◆ **REQUIREMENTS**: Return every record below exactly as written, but leave out the pictures.
>>>
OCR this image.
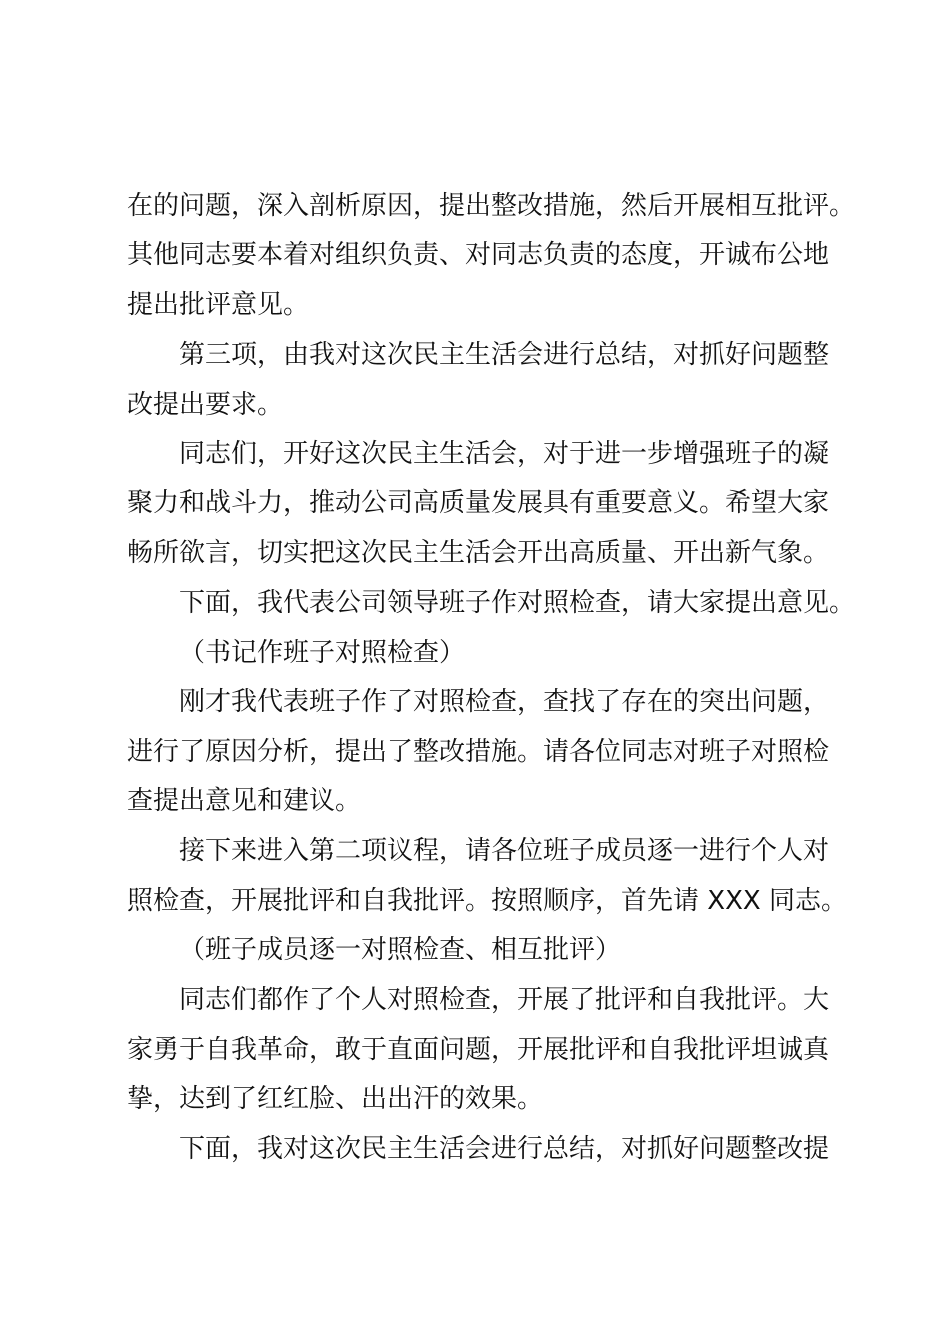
在的问题，深入剖析原因，提出整改措施，然后开展相互批评。
其他同志要本着对组织负责、对同志负责的态度，开诚布公地
提出批评意见。
第三项，由我对这次民主生活会进行总结，对抓好问题整
改提出要求。
同志们，开好这次民主生活会，对于进一步增强班子的凝
聚力和战斗力，推动公司高质量发展具有重要意义。希望大家
畅所欲言，切实把这次民主生活会开出高质量、开出新气象。
下面，我代表公司领导班子作对照检查，请大家提出意见。
（书记作班子对照检查）
刚才我代表班子作了对照检查，查找了存在的突出问题，
进行了原因分析，提出了整改措施。请各位同志对班子对照检
查提出意见和建议。
接下来进入第二项议程，请各位班子成员逐一进行个人对
照检查，开展批评和自我批评。按照顺序，首先请 XXX 同志。
（班子成员逐一对照检查、相互批评）
同志们都作了个人对照检查，开展了批评和自我批评。大
家勇于自我革命，敢于直面问题，开展批评和自我批评坦诚真
挚，达到了红红脸、出出汗的效果。
下面，我对这次民主生活会进行总结，对抓好问题整改提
<<<
◆ **REPLY TO THE EXERCISE**:
OCR this image.
在的问题，深入剖析原因，提出整改措施，然后开展相互批评。
其他同志要本着对组织负责、对同志负责的态度，开诚布公地
提出批评意见。
第三项，由我对这次民主生活会进行总结，对抓好问题整
改提出要求。
同志们，开好这次民主生活会，对于进一步增强班子的凝
聚力和战斗力，推动公司高质量发展具有重要意义。希望大家
畅所欲言，切实把这次民主生活会开出高质量、开出新气象。
下面，我代表公司领导班子作对照检查，请大家提出意见。
（书记作班子对照检查）
刚才我代表班子作了对照检查，查找了存在的突出问题，
进行了原因分析，提出了整改措施。请各位同志对班子对照检
查提出意见和建议。
接下来进入第二项议程，请各位班子成员逐一进行个人对
照检查，开展批评和自我批评。按照顺序，首先请 XXX 同志。
（班子成员逐一对照检查、相互批评）
同志们都作了个人对照检查，开展了批评和自我批评。大
家勇于自我革命，敢于直面问题，开展批评和自我批评坦诚真
挚，达到了红红脸、出出汗的效果。
下面，我对这次民主生活会进行总结，对抓好问题整改提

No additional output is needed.